- Problem details
Output every entry exactly as written, but omit the pictures.

- Data excerpts
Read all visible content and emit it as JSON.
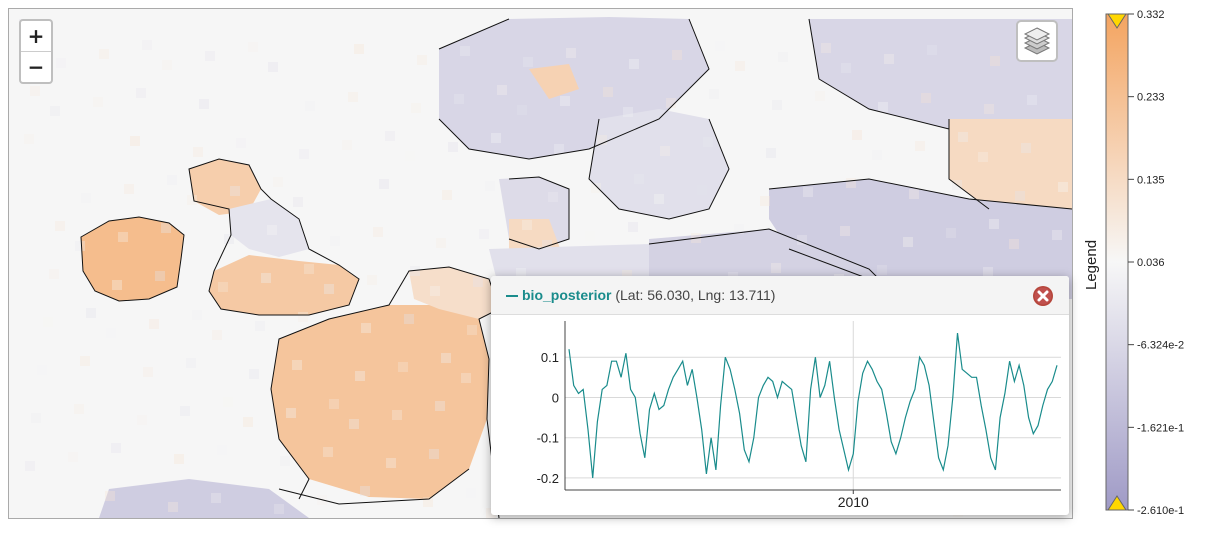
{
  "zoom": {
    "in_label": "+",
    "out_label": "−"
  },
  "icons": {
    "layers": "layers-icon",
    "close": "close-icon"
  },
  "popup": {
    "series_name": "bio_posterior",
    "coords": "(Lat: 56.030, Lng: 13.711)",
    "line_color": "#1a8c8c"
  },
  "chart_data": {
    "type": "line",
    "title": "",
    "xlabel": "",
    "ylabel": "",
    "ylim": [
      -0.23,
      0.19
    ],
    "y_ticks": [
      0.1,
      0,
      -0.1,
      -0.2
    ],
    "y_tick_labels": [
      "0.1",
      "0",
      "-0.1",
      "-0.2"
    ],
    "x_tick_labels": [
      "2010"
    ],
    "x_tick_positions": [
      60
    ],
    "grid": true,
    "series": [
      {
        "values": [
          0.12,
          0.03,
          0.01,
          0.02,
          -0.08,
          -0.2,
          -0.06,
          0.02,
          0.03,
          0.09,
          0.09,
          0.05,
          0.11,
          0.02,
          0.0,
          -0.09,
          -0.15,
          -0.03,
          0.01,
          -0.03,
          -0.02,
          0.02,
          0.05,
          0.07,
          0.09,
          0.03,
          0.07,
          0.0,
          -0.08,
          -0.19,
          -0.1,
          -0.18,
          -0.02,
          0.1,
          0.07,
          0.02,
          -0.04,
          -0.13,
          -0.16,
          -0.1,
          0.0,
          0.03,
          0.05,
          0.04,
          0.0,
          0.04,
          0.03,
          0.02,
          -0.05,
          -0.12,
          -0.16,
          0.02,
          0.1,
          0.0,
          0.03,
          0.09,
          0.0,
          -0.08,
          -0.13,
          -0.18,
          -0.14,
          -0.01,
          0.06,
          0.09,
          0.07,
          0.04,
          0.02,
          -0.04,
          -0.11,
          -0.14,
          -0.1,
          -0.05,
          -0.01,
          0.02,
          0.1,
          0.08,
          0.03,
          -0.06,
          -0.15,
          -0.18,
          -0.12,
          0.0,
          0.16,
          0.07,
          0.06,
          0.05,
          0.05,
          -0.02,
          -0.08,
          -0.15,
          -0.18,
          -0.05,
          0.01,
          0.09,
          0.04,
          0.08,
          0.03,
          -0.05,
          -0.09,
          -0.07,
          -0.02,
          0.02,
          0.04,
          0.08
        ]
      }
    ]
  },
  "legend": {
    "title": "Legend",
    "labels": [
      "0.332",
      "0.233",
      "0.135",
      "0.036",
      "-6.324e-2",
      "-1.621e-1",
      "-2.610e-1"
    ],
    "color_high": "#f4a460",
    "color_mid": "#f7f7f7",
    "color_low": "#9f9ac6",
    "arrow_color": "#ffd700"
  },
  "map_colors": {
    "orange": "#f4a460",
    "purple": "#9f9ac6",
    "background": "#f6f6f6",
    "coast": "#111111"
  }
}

- Written answer
Read all visible content and emit it as JSON.
{
  "zoom": {
    "in_label": "+",
    "out_label": "−"
  },
  "icons": {
    "layers": "layers-icon",
    "close": "close-icon"
  },
  "popup": {
    "series_name": "bio_posterior",
    "coords": "(Lat: 56.030, Lng: 13.711)",
    "line_color": "#1a8c8c"
  },
  "chart_data": {
    "type": "line",
    "title": "",
    "xlabel": "",
    "ylabel": "",
    "ylim": [
      -0.23,
      0.19
    ],
    "y_ticks": [
      0.1,
      0,
      -0.1,
      -0.2
    ],
    "y_tick_labels": [
      "0.1",
      "0",
      "-0.1",
      "-0.2"
    ],
    "x_tick_labels": [
      "2010"
    ],
    "x_tick_positions": [
      60
    ],
    "grid": true,
    "series": [
      {
        "values": [
          0.12,
          0.03,
          0.01,
          0.02,
          -0.08,
          -0.2,
          -0.06,
          0.02,
          0.03,
          0.09,
          0.09,
          0.05,
          0.11,
          0.02,
          0.0,
          -0.09,
          -0.15,
          -0.03,
          0.01,
          -0.03,
          -0.02,
          0.02,
          0.05,
          0.07,
          0.09,
          0.03,
          0.07,
          0.0,
          -0.08,
          -0.19,
          -0.1,
          -0.18,
          -0.02,
          0.1,
          0.07,
          0.02,
          -0.04,
          -0.13,
          -0.16,
          -0.1,
          0.0,
          0.03,
          0.05,
          0.04,
          0.0,
          0.04,
          0.03,
          0.02,
          -0.05,
          -0.12,
          -0.16,
          0.02,
          0.1,
          0.0,
          0.03,
          0.09,
          0.0,
          -0.08,
          -0.13,
          -0.18,
          -0.14,
          -0.01,
          0.06,
          0.09,
          0.07,
          0.04,
          0.02,
          -0.04,
          -0.11,
          -0.14,
          -0.1,
          -0.05,
          -0.01,
          0.02,
          0.1,
          0.08,
          0.03,
          -0.06,
          -0.15,
          -0.18,
          -0.12,
          0.0,
          0.16,
          0.07,
          0.06,
          0.05,
          0.05,
          -0.02,
          -0.08,
          -0.15,
          -0.18,
          -0.05,
          0.01,
          0.09,
          0.04,
          0.08,
          0.03,
          -0.05,
          -0.09,
          -0.07,
          -0.02,
          0.02,
          0.04,
          0.08
        ]
      }
    ]
  },
  "legend": {
    "title": "Legend",
    "labels": [
      "0.332",
      "0.233",
      "0.135",
      "0.036",
      "-6.324e-2",
      "-1.621e-1",
      "-2.610e-1"
    ],
    "color_high": "#f4a460",
    "color_mid": "#f7f7f7",
    "color_low": "#9f9ac6",
    "arrow_color": "#ffd700"
  },
  "map_colors": {
    "orange": "#f4a460",
    "purple": "#9f9ac6",
    "background": "#f6f6f6",
    "coast": "#111111"
  }
}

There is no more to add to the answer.